The answer should be a single number: how many lines of the entries below hold the word "проезда".
[begin Source material]
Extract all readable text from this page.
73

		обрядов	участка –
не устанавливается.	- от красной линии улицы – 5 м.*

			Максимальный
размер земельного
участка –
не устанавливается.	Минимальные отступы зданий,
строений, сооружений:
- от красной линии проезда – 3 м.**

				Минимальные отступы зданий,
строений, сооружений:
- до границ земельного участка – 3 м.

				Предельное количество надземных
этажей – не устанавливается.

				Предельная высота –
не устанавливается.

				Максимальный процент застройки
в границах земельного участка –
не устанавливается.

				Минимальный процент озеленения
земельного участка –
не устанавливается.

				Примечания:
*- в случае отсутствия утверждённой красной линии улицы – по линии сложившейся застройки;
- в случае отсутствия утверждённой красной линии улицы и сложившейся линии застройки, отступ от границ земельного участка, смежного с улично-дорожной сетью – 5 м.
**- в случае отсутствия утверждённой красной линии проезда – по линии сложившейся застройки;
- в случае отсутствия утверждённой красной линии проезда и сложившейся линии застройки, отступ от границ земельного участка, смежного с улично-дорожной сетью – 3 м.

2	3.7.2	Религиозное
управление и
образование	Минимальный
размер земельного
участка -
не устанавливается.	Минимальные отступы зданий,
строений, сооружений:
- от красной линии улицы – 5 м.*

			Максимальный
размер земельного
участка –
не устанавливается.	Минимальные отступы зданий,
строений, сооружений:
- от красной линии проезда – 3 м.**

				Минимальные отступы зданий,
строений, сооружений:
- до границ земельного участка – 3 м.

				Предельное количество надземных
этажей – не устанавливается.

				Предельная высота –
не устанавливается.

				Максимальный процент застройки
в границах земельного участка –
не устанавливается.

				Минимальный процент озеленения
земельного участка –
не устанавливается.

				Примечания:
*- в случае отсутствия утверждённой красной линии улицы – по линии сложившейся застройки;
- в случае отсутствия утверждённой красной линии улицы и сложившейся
[end Source material]
[begin Source material]
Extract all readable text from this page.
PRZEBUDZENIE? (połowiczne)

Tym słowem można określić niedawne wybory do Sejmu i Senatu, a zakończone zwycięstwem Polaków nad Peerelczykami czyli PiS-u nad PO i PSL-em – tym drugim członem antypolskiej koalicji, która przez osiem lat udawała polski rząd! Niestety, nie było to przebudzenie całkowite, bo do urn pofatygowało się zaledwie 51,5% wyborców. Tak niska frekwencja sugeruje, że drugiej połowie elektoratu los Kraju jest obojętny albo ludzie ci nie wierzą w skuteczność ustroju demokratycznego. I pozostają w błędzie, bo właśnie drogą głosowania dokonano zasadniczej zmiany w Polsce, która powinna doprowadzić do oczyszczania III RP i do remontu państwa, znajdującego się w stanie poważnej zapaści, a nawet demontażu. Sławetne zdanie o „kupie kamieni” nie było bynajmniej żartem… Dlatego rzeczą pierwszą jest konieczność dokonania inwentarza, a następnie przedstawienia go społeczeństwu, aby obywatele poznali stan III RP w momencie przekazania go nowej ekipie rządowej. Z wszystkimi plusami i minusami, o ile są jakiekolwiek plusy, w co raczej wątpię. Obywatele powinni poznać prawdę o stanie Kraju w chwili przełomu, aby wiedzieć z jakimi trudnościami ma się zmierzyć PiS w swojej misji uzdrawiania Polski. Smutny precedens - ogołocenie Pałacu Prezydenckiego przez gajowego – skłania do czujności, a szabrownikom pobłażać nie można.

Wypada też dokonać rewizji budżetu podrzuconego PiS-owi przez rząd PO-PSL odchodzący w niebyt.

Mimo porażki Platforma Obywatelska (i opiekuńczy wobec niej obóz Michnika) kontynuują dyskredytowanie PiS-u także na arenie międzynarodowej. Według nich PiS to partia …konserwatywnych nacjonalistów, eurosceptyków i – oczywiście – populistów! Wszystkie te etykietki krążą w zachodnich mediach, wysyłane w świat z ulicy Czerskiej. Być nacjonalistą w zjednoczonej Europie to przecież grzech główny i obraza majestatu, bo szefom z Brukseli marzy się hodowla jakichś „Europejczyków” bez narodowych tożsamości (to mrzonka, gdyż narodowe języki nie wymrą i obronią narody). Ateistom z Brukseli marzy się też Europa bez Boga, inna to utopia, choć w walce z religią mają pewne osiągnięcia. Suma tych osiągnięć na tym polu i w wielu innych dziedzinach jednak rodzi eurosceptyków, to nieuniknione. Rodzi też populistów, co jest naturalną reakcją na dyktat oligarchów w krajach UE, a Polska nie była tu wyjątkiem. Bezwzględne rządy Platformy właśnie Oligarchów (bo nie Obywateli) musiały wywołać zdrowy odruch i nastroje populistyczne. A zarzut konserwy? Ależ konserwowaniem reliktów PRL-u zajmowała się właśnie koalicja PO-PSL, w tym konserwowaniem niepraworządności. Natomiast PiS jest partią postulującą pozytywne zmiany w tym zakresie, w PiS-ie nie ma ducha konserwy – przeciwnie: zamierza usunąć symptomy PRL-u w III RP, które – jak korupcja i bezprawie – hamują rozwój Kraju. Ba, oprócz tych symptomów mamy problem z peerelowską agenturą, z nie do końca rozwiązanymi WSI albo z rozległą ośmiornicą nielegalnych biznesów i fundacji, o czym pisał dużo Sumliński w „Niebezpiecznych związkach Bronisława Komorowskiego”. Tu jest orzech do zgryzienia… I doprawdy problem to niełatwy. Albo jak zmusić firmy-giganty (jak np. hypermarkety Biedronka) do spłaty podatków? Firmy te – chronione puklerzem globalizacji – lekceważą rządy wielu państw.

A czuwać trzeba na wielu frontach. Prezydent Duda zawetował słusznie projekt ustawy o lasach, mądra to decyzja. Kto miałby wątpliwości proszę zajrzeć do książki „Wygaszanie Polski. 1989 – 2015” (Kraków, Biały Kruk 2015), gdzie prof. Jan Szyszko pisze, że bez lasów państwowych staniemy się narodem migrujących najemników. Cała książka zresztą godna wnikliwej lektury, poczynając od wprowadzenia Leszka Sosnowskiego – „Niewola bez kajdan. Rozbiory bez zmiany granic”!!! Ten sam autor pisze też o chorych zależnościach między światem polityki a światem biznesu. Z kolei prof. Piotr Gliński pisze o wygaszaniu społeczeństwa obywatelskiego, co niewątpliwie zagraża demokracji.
[end Source material]
[begin Source material]
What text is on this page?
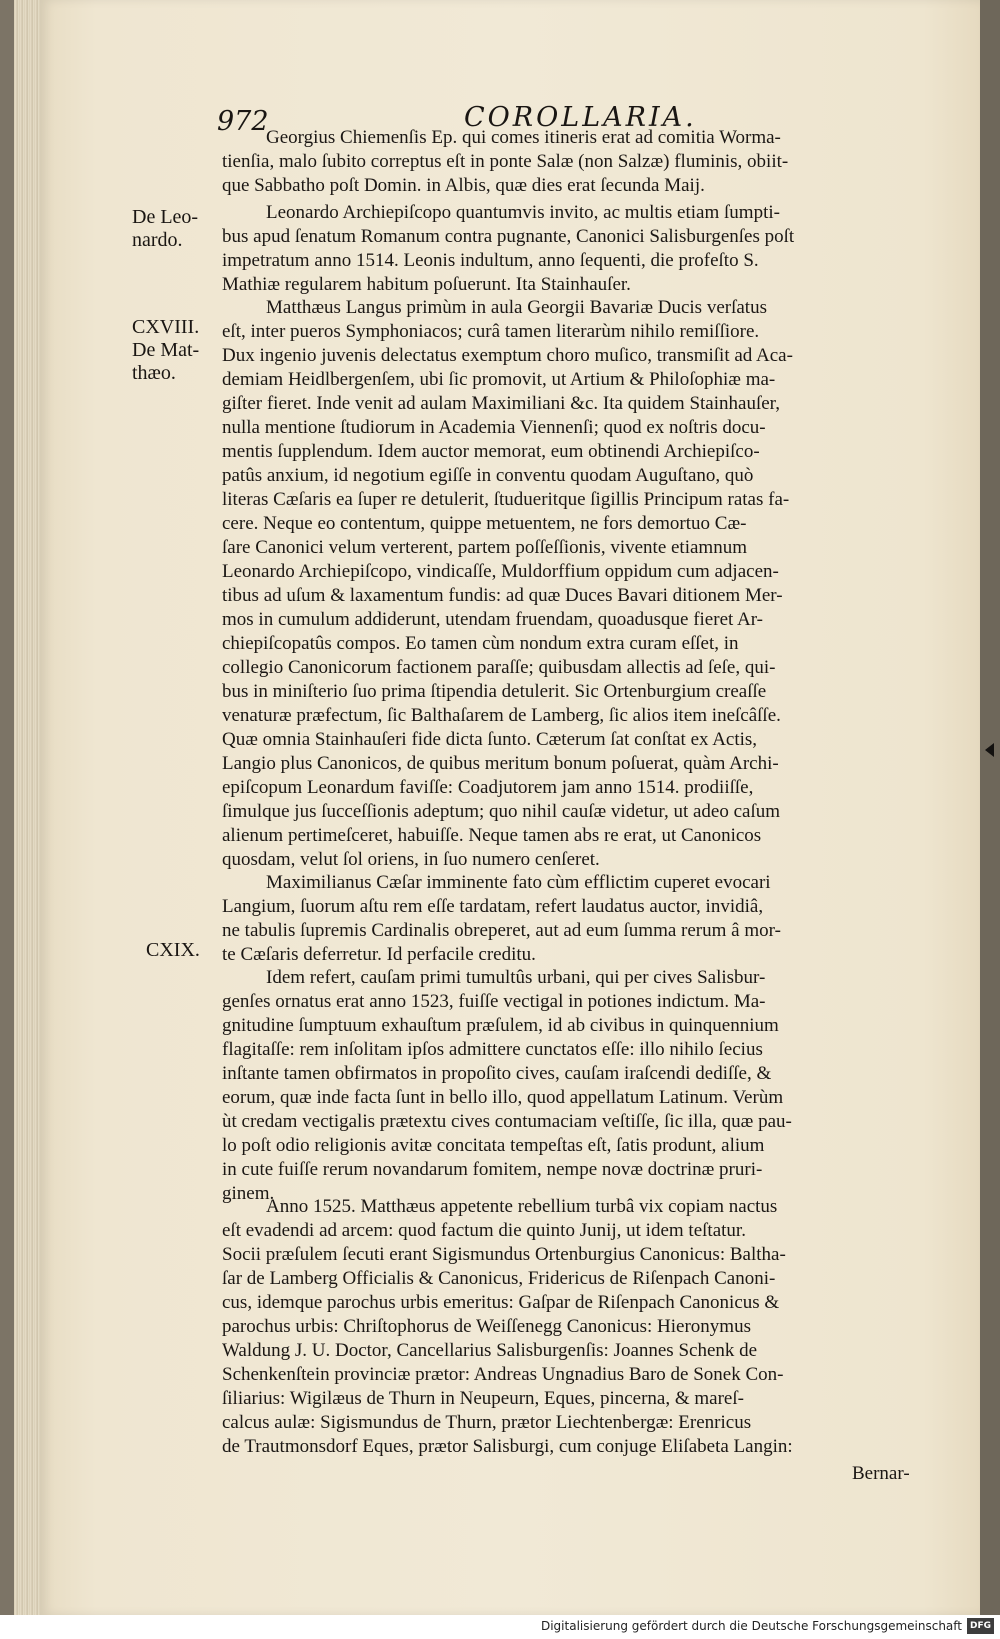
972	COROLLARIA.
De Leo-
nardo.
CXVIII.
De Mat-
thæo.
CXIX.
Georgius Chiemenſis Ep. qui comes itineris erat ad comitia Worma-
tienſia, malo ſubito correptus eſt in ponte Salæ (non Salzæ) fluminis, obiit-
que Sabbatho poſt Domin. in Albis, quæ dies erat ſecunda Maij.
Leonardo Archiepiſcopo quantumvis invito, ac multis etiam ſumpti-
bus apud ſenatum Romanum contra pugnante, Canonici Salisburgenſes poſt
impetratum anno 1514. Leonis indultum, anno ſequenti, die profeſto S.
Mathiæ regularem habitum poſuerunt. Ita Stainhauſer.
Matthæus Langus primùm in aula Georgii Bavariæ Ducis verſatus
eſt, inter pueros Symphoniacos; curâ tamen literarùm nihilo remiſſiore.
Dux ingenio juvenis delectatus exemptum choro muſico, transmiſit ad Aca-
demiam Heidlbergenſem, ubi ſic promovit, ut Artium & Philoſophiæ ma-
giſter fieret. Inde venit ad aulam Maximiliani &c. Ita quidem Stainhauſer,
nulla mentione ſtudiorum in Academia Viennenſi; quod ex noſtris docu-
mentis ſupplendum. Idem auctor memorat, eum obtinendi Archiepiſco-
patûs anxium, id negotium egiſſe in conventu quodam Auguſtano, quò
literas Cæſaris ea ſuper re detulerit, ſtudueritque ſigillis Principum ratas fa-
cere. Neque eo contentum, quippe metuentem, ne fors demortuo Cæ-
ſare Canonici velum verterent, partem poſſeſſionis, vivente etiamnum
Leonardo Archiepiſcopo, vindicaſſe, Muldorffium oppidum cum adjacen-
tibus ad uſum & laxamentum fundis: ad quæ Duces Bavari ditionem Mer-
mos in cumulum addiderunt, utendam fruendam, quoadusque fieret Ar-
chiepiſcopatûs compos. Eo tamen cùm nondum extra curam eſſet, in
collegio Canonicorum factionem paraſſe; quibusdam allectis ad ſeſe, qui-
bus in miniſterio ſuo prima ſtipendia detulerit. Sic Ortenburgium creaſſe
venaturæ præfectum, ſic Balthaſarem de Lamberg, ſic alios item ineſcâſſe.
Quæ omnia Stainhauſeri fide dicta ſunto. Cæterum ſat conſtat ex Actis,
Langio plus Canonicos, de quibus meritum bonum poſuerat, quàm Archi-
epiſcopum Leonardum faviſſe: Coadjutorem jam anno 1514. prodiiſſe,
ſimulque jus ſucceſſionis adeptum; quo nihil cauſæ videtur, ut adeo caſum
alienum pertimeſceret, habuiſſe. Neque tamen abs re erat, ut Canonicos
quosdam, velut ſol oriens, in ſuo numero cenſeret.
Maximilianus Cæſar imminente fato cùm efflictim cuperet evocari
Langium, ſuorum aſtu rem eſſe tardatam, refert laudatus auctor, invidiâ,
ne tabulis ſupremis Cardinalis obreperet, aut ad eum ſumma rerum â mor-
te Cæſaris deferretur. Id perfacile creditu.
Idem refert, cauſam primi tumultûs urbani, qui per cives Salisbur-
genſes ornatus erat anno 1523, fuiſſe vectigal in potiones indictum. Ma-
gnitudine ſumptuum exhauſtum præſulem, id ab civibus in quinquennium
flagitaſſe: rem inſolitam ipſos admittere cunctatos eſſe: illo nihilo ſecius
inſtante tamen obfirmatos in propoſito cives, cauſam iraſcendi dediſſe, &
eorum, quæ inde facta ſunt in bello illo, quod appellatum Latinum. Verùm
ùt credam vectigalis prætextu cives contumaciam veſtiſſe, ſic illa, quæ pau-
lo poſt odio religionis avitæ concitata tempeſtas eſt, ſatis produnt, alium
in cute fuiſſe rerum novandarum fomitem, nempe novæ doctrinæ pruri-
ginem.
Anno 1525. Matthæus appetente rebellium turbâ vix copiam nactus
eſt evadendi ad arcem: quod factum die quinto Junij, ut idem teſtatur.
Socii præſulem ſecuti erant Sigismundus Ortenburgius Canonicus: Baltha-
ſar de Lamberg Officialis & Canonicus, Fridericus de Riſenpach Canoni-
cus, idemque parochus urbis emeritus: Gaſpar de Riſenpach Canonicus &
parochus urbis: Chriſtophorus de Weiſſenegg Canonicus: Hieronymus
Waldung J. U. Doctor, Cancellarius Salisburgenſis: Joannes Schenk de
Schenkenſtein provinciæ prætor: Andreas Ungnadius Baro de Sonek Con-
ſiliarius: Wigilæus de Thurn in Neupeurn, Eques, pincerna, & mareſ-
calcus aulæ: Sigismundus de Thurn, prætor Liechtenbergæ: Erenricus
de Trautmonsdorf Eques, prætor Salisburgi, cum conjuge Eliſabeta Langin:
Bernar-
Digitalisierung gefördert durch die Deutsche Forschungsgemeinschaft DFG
[end Source material]
Exercise response:
4